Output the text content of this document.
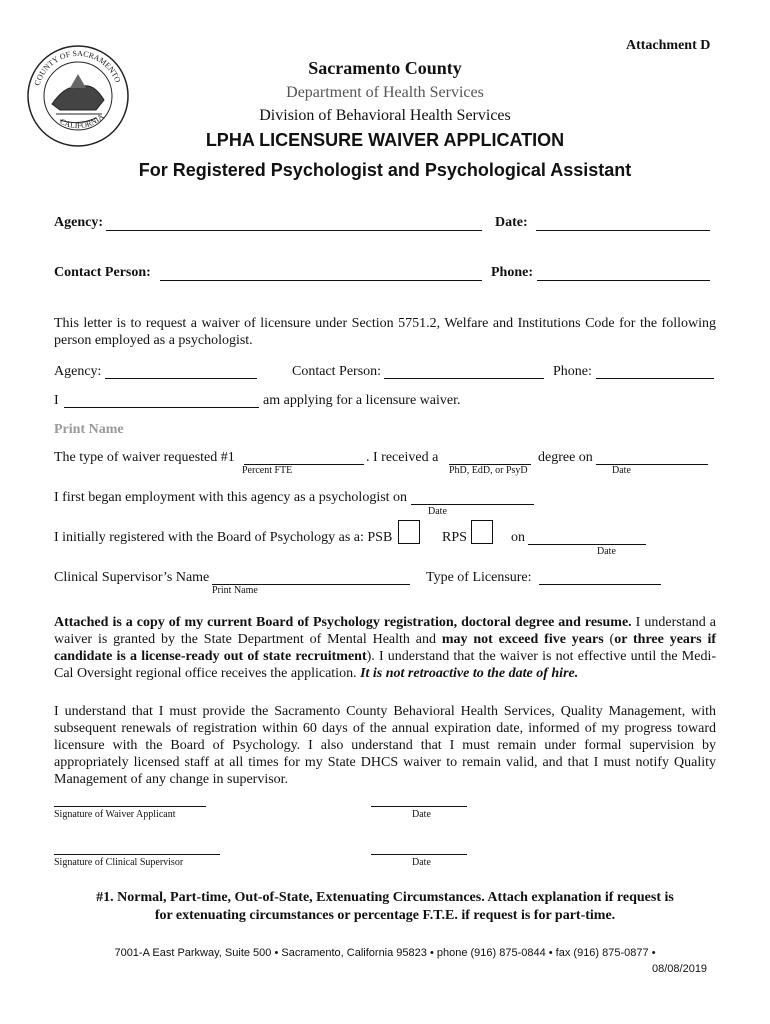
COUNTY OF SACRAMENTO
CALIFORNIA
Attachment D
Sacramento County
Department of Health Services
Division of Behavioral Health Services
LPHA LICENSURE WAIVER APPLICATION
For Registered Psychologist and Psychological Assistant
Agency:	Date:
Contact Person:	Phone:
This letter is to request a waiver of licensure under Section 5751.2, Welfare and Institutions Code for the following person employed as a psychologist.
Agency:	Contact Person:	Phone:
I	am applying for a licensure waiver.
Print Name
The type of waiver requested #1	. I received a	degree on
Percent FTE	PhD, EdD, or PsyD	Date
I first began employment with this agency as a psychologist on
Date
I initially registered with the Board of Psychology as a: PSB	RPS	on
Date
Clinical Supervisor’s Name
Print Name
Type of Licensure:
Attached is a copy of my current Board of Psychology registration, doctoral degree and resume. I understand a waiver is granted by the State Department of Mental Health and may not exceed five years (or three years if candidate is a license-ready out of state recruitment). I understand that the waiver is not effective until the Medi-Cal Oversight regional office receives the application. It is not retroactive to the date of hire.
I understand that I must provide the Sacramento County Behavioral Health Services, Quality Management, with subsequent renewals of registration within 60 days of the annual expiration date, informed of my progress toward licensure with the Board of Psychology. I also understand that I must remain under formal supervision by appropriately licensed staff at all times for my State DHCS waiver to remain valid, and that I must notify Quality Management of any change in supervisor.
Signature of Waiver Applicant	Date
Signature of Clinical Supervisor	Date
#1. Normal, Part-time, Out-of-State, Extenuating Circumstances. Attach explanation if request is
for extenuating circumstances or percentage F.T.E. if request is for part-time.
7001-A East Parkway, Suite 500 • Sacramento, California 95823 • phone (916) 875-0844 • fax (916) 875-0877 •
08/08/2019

○ ○ ○ ○ ○ ○ ○

Request —
Reproduce every entry exactly, but omit each picture.

Answer to this exercise —
Output the text content of this document.
COUNTY OF SACRAMENTO
CALIFORNIA
Attachment D
Sacramento County
Department of Health Services
Division of Behavioral Health Services
LPHA LICENSURE WAIVER APPLICATION
For Registered Psychologist and Psychological Assistant
Agency:	Date:
Contact Person:	Phone:
This letter is to request a waiver of licensure under Section 5751.2, Welfare and Institutions Code for the following person employed as a psychologist.
Agency:	Contact Person:	Phone:
I	am applying for a licensure waiver.
Print Name
The type of waiver requested #1	. I received a	degree on
Percent FTE	PhD, EdD, or PsyD	Date
I first began employment with this agency as a psychologist on
Date
I initially registered with the Board of Psychology as a: PSB	RPS	on
Date
Clinical Supervisor’s Name
Print Name
Type of Licensure:
Attached is a copy of my current Board of Psychology registration, doctoral degree and resume. I understand a waiver is granted by the State Department of Mental Health and may not exceed five years (or three years if candidate is a license-ready out of state recruitment). I understand that the waiver is not effective until the Medi-Cal Oversight regional office receives the application. It is not retroactive to the date of hire.
I understand that I must provide the Sacramento County Behavioral Health Services, Quality Management, with subsequent renewals of registration within 60 days of the annual expiration date, informed of my progress toward licensure with the Board of Psychology. I also understand that I must remain under formal supervision by appropriately licensed staff at all times for my State DHCS waiver to remain valid, and that I must notify Quality Management of any change in supervisor.
Signature of Waiver Applicant	Date
Signature of Clinical Supervisor	Date
#1. Normal, Part-time, Out-of-State, Extenuating Circumstances. Attach explanation if request is
for extenuating circumstances or percentage F.T.E. if request is for part-time.
7001-A East Parkway, Suite 500 • Sacramento, California 95823 • phone (916) 875-0844 • fax (916) 875-0877 •
08/08/2019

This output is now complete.